Source material:
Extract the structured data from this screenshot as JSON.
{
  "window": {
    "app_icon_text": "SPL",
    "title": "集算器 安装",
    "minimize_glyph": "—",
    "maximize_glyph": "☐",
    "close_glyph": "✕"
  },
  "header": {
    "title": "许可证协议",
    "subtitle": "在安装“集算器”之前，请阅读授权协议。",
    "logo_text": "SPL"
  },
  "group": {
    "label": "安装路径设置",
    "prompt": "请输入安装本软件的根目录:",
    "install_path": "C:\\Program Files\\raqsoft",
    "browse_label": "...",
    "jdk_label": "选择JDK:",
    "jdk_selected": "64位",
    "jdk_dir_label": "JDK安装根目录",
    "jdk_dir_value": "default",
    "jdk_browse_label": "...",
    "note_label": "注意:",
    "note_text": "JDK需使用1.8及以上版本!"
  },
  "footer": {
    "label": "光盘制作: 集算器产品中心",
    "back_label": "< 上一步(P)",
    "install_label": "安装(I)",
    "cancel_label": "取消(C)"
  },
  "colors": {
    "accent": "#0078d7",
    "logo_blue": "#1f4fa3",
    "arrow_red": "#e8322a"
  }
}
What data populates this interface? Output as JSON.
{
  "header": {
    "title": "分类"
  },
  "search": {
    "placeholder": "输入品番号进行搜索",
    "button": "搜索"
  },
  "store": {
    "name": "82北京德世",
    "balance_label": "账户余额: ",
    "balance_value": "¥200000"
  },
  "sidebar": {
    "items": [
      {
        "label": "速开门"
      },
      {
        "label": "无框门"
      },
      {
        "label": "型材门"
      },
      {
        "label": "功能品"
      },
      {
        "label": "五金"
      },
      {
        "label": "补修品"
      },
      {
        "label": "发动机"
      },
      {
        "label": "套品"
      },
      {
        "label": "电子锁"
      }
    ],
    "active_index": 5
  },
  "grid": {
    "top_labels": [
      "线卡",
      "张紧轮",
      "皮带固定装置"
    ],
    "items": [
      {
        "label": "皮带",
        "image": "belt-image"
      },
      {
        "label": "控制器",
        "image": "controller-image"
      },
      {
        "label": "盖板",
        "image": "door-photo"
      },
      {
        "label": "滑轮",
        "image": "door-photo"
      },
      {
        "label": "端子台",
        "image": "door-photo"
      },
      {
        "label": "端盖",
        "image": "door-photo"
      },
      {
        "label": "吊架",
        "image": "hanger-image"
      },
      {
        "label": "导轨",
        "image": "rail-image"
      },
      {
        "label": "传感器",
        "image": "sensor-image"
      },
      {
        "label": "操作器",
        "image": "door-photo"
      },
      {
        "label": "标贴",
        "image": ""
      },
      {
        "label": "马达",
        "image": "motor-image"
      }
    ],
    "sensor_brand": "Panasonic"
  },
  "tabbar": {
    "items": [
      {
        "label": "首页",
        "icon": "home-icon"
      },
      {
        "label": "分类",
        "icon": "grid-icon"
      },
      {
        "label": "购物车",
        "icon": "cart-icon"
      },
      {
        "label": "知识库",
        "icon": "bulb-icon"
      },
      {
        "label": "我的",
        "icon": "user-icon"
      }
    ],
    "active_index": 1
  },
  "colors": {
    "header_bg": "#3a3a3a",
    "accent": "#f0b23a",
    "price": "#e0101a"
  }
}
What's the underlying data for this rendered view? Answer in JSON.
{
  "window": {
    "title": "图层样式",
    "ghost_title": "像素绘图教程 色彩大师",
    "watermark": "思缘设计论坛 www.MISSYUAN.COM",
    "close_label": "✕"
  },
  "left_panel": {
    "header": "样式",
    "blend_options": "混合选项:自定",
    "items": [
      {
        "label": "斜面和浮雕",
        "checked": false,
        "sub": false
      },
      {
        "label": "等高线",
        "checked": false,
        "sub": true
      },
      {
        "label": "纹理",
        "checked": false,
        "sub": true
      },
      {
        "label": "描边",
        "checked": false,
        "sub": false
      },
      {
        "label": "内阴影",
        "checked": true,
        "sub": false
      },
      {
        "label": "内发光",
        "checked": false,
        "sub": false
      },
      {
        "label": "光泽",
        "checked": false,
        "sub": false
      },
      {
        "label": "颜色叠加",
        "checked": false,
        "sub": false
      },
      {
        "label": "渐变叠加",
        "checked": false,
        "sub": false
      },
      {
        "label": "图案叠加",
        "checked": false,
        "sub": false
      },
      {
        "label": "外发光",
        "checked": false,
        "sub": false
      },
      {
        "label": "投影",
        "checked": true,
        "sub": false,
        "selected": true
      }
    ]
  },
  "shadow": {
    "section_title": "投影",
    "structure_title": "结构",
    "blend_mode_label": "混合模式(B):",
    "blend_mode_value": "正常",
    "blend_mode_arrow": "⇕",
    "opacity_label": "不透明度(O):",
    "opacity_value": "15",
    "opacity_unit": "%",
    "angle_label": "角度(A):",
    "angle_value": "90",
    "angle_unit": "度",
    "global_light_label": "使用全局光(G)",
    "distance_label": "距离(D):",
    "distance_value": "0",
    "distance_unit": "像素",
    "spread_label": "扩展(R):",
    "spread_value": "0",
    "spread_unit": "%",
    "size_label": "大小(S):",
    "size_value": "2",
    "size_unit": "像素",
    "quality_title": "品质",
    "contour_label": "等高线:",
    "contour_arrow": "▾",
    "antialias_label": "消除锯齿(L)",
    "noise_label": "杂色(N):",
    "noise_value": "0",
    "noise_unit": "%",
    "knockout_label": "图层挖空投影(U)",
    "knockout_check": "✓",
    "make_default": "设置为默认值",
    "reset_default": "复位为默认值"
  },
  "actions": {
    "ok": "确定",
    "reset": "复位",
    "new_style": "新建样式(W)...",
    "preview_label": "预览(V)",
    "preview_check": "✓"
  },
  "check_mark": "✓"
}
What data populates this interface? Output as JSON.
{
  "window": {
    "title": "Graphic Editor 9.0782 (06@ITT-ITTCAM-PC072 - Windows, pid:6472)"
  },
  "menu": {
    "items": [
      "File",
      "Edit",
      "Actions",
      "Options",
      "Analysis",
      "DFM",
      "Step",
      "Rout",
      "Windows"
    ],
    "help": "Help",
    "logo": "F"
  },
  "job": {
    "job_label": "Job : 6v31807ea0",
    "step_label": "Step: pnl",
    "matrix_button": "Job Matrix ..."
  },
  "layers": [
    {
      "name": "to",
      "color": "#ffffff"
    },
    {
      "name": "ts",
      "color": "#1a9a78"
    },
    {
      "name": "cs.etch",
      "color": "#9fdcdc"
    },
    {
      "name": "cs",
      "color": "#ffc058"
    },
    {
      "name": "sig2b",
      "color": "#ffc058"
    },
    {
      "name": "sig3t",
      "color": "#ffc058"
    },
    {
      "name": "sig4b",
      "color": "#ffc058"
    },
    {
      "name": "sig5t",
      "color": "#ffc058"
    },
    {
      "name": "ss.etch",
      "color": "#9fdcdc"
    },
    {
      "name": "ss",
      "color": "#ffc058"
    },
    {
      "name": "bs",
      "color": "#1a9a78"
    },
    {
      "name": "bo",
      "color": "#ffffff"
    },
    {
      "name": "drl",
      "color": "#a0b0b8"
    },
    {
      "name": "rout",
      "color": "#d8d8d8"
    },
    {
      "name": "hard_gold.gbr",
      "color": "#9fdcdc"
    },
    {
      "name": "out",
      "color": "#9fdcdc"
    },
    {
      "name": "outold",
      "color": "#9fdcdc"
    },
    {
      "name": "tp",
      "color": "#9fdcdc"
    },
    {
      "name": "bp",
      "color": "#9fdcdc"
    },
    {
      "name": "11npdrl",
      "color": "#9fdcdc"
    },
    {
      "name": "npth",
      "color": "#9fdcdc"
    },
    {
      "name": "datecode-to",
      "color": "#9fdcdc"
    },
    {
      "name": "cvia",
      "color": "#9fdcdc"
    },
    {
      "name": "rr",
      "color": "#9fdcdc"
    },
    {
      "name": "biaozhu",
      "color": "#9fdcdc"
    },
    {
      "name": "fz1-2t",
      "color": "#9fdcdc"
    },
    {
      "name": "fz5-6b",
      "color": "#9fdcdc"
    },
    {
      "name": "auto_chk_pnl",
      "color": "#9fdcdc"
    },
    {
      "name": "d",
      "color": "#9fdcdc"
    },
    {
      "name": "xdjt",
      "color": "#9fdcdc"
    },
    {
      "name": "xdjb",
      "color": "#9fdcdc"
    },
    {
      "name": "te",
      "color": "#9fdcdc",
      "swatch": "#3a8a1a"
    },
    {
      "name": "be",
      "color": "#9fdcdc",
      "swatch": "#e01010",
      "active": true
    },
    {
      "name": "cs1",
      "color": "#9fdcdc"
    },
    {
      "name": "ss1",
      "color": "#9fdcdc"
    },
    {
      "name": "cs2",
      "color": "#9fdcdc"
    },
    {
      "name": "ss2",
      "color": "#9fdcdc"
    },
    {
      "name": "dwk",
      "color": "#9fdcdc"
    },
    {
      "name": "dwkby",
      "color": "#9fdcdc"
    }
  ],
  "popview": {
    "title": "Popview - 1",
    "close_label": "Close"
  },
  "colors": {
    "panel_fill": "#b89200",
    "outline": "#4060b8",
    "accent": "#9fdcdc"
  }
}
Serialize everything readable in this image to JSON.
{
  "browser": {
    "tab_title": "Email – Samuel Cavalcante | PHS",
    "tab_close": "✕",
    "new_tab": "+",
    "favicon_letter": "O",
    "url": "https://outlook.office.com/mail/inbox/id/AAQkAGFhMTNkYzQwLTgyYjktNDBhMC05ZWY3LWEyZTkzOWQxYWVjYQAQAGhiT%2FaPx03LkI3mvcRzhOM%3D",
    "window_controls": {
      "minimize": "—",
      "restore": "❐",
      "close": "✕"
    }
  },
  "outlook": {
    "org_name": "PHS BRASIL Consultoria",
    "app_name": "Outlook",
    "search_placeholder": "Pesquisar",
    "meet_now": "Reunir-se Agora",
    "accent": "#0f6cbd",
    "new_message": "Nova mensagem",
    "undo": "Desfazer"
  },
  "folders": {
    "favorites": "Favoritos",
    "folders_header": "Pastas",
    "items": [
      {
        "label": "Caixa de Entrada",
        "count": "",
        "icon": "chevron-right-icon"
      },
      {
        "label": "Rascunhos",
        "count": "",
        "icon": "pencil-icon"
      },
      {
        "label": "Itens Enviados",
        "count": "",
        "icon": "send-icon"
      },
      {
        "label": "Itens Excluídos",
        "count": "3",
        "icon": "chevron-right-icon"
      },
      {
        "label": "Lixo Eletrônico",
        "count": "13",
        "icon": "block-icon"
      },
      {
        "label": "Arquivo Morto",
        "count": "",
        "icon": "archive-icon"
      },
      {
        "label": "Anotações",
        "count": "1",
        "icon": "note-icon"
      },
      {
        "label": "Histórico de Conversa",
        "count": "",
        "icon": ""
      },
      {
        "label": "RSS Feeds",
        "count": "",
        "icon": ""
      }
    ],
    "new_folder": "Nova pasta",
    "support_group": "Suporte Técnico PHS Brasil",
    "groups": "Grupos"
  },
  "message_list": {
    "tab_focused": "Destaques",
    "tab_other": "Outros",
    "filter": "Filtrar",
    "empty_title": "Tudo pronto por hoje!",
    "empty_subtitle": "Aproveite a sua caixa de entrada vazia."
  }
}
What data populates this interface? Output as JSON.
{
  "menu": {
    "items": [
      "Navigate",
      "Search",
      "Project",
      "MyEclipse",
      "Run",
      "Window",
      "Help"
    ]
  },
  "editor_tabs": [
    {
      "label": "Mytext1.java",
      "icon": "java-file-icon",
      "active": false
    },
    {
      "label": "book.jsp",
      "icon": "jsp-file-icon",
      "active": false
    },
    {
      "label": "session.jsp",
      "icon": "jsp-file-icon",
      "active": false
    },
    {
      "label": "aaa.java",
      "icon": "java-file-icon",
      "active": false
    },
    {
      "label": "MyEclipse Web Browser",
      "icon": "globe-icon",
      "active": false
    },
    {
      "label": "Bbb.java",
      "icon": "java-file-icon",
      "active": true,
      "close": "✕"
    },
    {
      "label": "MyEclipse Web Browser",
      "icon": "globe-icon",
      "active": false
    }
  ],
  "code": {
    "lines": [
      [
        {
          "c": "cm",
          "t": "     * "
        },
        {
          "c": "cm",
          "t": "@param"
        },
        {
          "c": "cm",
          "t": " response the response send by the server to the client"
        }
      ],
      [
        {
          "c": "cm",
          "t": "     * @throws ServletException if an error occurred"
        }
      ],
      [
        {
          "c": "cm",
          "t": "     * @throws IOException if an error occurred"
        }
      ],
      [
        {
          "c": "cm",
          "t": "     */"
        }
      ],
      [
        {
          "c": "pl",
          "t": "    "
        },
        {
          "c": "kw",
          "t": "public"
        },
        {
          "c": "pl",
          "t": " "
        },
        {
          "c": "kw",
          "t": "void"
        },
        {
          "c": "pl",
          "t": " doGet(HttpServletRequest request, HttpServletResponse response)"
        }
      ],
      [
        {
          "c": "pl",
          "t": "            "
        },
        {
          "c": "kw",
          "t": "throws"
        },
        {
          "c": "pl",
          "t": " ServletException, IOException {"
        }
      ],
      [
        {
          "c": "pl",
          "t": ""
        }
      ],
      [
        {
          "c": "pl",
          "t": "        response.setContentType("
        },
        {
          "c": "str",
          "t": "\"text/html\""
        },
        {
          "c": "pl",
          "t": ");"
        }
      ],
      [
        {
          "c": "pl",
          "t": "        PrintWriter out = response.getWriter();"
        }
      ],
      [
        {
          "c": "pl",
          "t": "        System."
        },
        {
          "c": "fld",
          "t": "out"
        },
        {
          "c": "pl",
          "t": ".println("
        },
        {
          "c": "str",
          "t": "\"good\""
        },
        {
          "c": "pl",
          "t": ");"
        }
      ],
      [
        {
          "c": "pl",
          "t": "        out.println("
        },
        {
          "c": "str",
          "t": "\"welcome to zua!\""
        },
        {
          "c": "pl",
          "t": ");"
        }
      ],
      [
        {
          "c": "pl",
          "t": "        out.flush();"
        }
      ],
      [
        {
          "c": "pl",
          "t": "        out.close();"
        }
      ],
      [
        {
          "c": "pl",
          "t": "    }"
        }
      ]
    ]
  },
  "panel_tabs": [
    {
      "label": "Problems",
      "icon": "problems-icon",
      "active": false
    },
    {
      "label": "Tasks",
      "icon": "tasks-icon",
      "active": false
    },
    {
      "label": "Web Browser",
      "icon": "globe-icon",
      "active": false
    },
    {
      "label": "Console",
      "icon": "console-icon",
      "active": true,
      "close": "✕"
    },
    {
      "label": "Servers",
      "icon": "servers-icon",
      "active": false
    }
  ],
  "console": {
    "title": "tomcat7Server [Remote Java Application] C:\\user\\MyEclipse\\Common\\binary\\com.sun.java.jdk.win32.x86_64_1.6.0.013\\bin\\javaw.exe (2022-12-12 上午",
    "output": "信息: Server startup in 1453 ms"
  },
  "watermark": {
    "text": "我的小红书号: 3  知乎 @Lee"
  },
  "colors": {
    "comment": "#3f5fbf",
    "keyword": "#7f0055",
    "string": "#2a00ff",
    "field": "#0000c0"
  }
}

Aim: Filter the listing for the word "error" and copy every line that holds it.

Finished task:
          "t": "     * @throws ServletException if an error occurred"
          "t": "     * @throws IOException if an error occurred"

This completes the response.